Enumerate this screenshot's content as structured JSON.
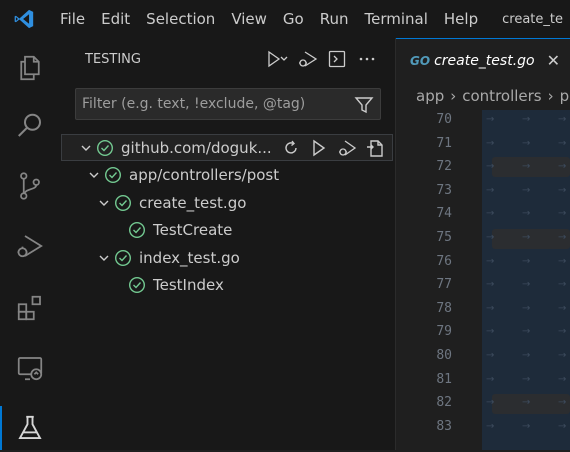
{
  "titlebar": {
    "menu": [
      "File",
      "Edit",
      "Selection",
      "View",
      "Go",
      "Run",
      "Terminal",
      "Help"
    ],
    "window_title": "create_te"
  },
  "activity_bar": {
    "items": [
      "explorer-icon",
      "search-icon",
      "source-control-icon",
      "run-debug-icon",
      "extensions-icon",
      "remote-explorer-icon",
      "testing-icon"
    ],
    "active": "testing-icon",
    "accent": "#0078d4"
  },
  "sidebar": {
    "title": "TESTING",
    "filter_placeholder": "Filter (e.g. text, !exclude, @tag)",
    "tree": [
      {
        "label": "github.com/doguk...",
        "level": 0,
        "status": "passed"
      },
      {
        "label": "app/controllers/post",
        "level": 1,
        "status": "passed"
      },
      {
        "label": "create_test.go",
        "level": 2,
        "status": "passed"
      },
      {
        "label": "TestCreate",
        "level": 3,
        "status": "passed"
      },
      {
        "label": "index_test.go",
        "level": 2,
        "status": "passed"
      },
      {
        "label": "TestIndex",
        "level": 3,
        "status": "passed"
      }
    ],
    "pass_color": "#73c991"
  },
  "editor": {
    "tab_label": "create_test.go",
    "tab_icon_text": "GO",
    "breadcrumbs": [
      "app",
      "controllers",
      "p"
    ],
    "line_numbers": [
      "70",
      "71",
      "72",
      "73",
      "74",
      "75",
      "76",
      "77",
      "78",
      "79",
      "80",
      "81",
      "82",
      "83"
    ]
  }
}
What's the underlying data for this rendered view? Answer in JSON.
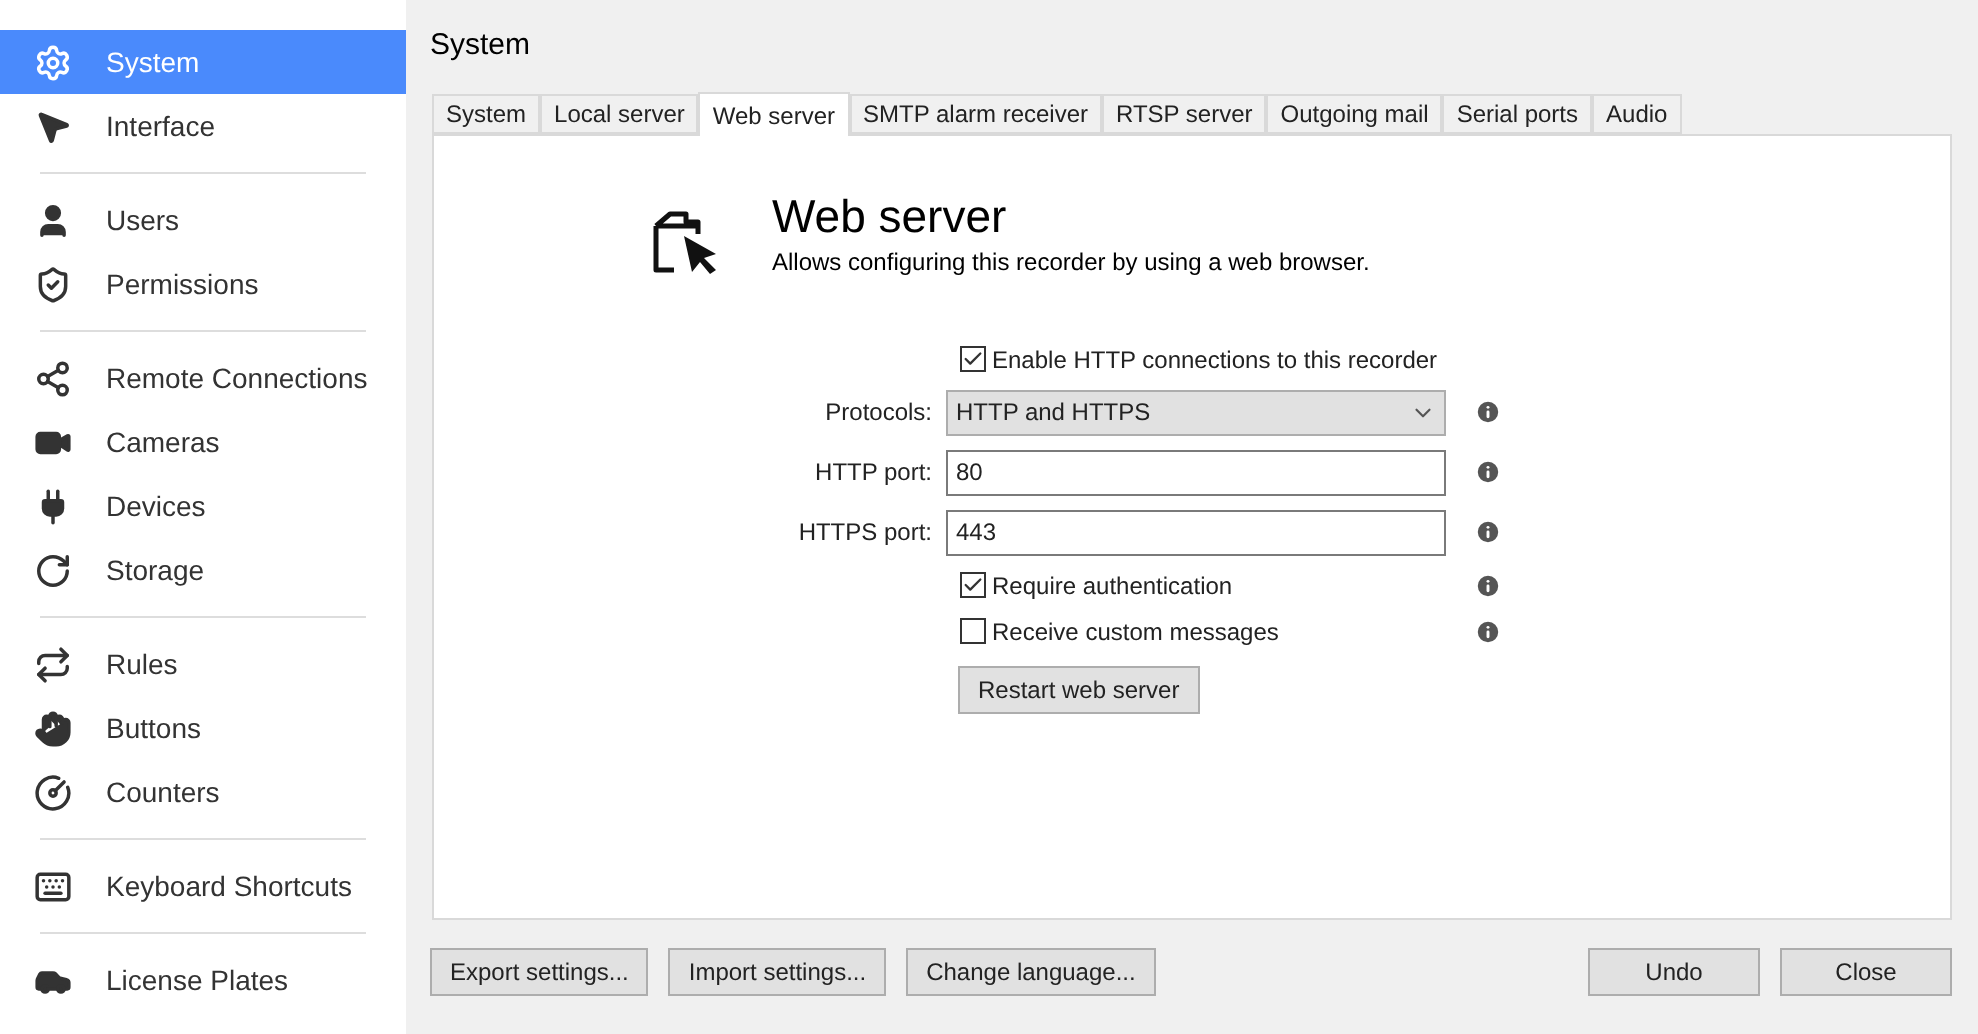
{
  "sidebar": {
    "groups": [
      {
        "items": [
          {
            "label": "System",
            "selected": true
          },
          {
            "label": "Interface",
            "selected": false
          }
        ]
      },
      {
        "items": [
          {
            "label": "Users",
            "selected": false
          },
          {
            "label": "Permissions",
            "selected": false
          }
        ]
      },
      {
        "items": [
          {
            "label": "Remote Connections",
            "selected": false
          },
          {
            "label": "Cameras",
            "selected": false
          },
          {
            "label": "Devices",
            "selected": false
          },
          {
            "label": "Storage",
            "selected": false
          }
        ]
      },
      {
        "items": [
          {
            "label": "Rules",
            "selected": false
          },
          {
            "label": "Buttons",
            "selected": false
          },
          {
            "label": "Counters",
            "selected": false
          }
        ]
      },
      {
        "items": [
          {
            "label": "Keyboard Shortcuts",
            "selected": false
          }
        ]
      },
      {
        "items": [
          {
            "label": "License Plates",
            "selected": false
          }
        ]
      }
    ]
  },
  "page_title": "System",
  "tabs": [
    {
      "label": "System",
      "selected": false
    },
    {
      "label": "Local server",
      "selected": false
    },
    {
      "label": "Web server",
      "selected": true
    },
    {
      "label": "SMTP alarm receiver",
      "selected": false
    },
    {
      "label": "RTSP server",
      "selected": false
    },
    {
      "label": "Outgoing mail",
      "selected": false
    },
    {
      "label": "Serial ports",
      "selected": false
    },
    {
      "label": "Audio",
      "selected": false
    }
  ],
  "section": {
    "title": "Web server",
    "description": "Allows configuring this recorder by using a web browser."
  },
  "form": [
    {
      "kind": "checkbox",
      "label": "Enable HTTP connections to this recorder",
      "checked": true,
      "info": false
    },
    {
      "kind": "select",
      "label": "Protocols:",
      "value": "HTTP and HTTPS",
      "info": true
    },
    {
      "kind": "input",
      "label": "HTTP port:",
      "value": "80",
      "info": true
    },
    {
      "kind": "input",
      "label": "HTTPS port:",
      "value": "443",
      "info": true
    },
    {
      "kind": "checkbox",
      "label": "Require authentication",
      "checked": true,
      "info": true
    },
    {
      "kind": "checkbox",
      "label": "Receive custom messages",
      "checked": false,
      "info": true
    },
    {
      "kind": "button",
      "label": "Restart web server"
    }
  ],
  "footer": {
    "left_buttons": [
      "Export settings...",
      "Import settings...",
      "Change language..."
    ],
    "right_buttons": [
      "Undo",
      "Close"
    ]
  }
}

------------------------------------------------------------------------

Search the material above for "HTTPS". Pull out each line where it shows up.

      "value": "HTTP and HTTPS",
      "label": "HTTPS port:",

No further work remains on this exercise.